((

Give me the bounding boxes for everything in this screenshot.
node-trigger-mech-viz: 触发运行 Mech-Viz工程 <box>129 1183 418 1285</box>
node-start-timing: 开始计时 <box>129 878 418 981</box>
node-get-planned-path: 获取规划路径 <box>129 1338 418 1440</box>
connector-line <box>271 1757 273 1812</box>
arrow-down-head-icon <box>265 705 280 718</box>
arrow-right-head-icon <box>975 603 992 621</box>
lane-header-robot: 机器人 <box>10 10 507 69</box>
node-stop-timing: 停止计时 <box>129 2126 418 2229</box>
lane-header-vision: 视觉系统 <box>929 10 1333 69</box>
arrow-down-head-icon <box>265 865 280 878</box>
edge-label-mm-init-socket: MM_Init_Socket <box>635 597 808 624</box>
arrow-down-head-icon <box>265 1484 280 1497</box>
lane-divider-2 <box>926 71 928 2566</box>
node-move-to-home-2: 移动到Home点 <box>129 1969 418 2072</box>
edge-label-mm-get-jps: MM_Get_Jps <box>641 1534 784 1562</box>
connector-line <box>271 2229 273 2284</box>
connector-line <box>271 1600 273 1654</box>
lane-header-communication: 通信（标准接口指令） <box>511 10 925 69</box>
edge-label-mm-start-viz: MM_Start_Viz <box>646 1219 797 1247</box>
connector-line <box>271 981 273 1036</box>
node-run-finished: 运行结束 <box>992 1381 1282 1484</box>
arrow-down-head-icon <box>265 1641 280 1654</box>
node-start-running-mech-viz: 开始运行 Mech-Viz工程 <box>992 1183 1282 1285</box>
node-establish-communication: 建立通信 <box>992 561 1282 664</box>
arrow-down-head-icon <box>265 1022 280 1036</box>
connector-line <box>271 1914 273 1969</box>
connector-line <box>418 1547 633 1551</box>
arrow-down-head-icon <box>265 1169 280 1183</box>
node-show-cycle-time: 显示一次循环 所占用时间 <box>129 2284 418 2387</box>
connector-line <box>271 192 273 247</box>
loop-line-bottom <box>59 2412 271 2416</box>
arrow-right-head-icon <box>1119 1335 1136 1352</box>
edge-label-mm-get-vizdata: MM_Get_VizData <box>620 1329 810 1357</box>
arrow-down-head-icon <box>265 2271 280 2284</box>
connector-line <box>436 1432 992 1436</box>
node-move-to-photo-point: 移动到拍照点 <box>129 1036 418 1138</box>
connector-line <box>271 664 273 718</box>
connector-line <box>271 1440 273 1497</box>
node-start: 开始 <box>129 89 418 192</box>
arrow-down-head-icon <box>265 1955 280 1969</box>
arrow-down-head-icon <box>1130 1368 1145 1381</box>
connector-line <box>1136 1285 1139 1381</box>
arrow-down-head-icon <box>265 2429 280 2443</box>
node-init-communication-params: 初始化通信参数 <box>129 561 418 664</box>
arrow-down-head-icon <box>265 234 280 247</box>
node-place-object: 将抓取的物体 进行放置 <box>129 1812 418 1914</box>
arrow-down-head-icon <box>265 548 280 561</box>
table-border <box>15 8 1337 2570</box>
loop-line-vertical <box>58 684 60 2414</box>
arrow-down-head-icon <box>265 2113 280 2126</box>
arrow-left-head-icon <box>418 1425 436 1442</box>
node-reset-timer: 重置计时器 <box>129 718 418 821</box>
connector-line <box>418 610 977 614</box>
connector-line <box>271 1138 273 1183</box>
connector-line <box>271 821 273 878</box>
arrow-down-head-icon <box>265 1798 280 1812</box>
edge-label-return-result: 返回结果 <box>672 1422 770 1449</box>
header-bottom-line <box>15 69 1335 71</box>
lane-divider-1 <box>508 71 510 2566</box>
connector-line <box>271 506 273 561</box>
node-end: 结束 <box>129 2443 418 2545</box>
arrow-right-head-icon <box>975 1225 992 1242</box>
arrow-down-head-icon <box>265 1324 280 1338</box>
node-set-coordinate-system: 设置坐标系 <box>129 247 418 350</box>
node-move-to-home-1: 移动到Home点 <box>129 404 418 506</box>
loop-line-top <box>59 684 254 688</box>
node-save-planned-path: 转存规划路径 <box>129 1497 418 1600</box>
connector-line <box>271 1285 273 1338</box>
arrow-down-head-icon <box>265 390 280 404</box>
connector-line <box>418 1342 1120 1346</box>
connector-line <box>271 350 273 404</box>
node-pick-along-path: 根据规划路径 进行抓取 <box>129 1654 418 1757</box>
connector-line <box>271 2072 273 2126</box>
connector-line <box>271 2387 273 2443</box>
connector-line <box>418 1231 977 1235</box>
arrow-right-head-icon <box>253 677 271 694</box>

))

_What you are asked to do_. Rename every "connector-line" in the items above to "link-line" and reproduce the items with nothing else altered.

_Answer in full_.
Give me the bounding boxes for everything in this screenshot.
node-trigger-mech-viz: 触发运行 Mech-Viz工程 <box>129 1183 418 1285</box>
node-start-timing: 开始计时 <box>129 878 418 981</box>
node-get-planned-path: 获取规划路径 <box>129 1338 418 1440</box>
link-line <box>271 1757 273 1812</box>
arrow-down-head-icon <box>265 705 280 718</box>
arrow-right-head-icon <box>975 603 992 621</box>
lane-header-robot: 机器人 <box>10 10 507 69</box>
node-stop-timing: 停止计时 <box>129 2126 418 2229</box>
lane-header-vision: 视觉系统 <box>929 10 1333 69</box>
arrow-down-head-icon <box>265 865 280 878</box>
edge-label-mm-init-socket: MM_Init_Socket <box>635 597 808 624</box>
arrow-down-head-icon <box>265 1484 280 1497</box>
lane-divider-2 <box>926 71 928 2566</box>
node-move-to-home-2: 移动到Home点 <box>129 1969 418 2072</box>
edge-label-mm-get-jps: MM_Get_Jps <box>641 1534 784 1562</box>
link-line <box>271 2229 273 2284</box>
link-line <box>271 1600 273 1654</box>
lane-header-communication: 通信（标准接口指令） <box>511 10 925 69</box>
edge-label-mm-start-viz: MM_Start_Viz <box>646 1219 797 1247</box>
link-line <box>271 981 273 1036</box>
node-run-finished: 运行结束 <box>992 1381 1282 1484</box>
arrow-down-head-icon <box>265 1641 280 1654</box>
node-start-running-mech-viz: 开始运行 Mech-Viz工程 <box>992 1183 1282 1285</box>
node-establish-communication: 建立通信 <box>992 561 1282 664</box>
arrow-down-head-icon <box>265 1022 280 1036</box>
link-line <box>271 1914 273 1969</box>
link-line <box>418 1547 633 1551</box>
arrow-down-head-icon <box>265 1169 280 1183</box>
node-show-cycle-time: 显示一次循环 所占用时间 <box>129 2284 418 2387</box>
link-line <box>271 192 273 247</box>
loop-line-bottom <box>59 2412 271 2416</box>
arrow-right-head-icon <box>1119 1335 1136 1352</box>
edge-label-mm-get-vizdata: MM_Get_VizData <box>620 1329 810 1357</box>
arrow-down-head-icon <box>265 2271 280 2284</box>
link-line <box>436 1432 992 1436</box>
node-move-to-photo-point: 移动到拍照点 <box>129 1036 418 1138</box>
link-line <box>271 664 273 718</box>
link-line <box>271 1440 273 1497</box>
node-start: 开始 <box>129 89 418 192</box>
arrow-down-head-icon <box>265 1955 280 1969</box>
arrow-down-head-icon <box>1130 1368 1145 1381</box>
link-line <box>1136 1285 1139 1381</box>
arrow-down-head-icon <box>265 2429 280 2443</box>
node-init-communication-params: 初始化通信参数 <box>129 561 418 664</box>
arrow-down-head-icon <box>265 234 280 247</box>
node-place-object: 将抓取的物体 进行放置 <box>129 1812 418 1914</box>
arrow-down-head-icon <box>265 548 280 561</box>
table-border <box>15 8 1337 2570</box>
loop-line-vertical <box>58 684 60 2414</box>
arrow-down-head-icon <box>265 2113 280 2126</box>
arrow-left-head-icon <box>418 1425 436 1442</box>
node-reset-timer: 重置计时器 <box>129 718 418 821</box>
link-line <box>418 610 977 614</box>
link-line <box>271 1138 273 1183</box>
link-line <box>271 821 273 878</box>
arrow-down-head-icon <box>265 1798 280 1812</box>
edge-label-return-result: 返回结果 <box>672 1422 770 1449</box>
header-bottom-line <box>15 69 1335 71</box>
lane-divider-1 <box>508 71 510 2566</box>
link-line <box>271 506 273 561</box>
node-end: 结束 <box>129 2443 418 2545</box>
arrow-right-head-icon <box>975 1225 992 1242</box>
arrow-down-head-icon <box>265 1324 280 1338</box>
node-set-coordinate-system: 设置坐标系 <box>129 247 418 350</box>
node-move-to-home-1: 移动到Home点 <box>129 404 418 506</box>
loop-line-top <box>59 684 254 688</box>
node-save-planned-path: 转存规划路径 <box>129 1497 418 1600</box>
link-line <box>271 1285 273 1338</box>
arrow-down-head-icon <box>265 390 280 404</box>
link-line <box>418 1342 1120 1346</box>
link-line <box>271 350 273 404</box>
node-pick-along-path: 根据规划路径 进行抓取 <box>129 1654 418 1757</box>
link-line <box>271 2072 273 2126</box>
link-line <box>271 2387 273 2443</box>
link-line <box>418 1231 977 1235</box>
arrow-right-head-icon <box>253 677 271 694</box>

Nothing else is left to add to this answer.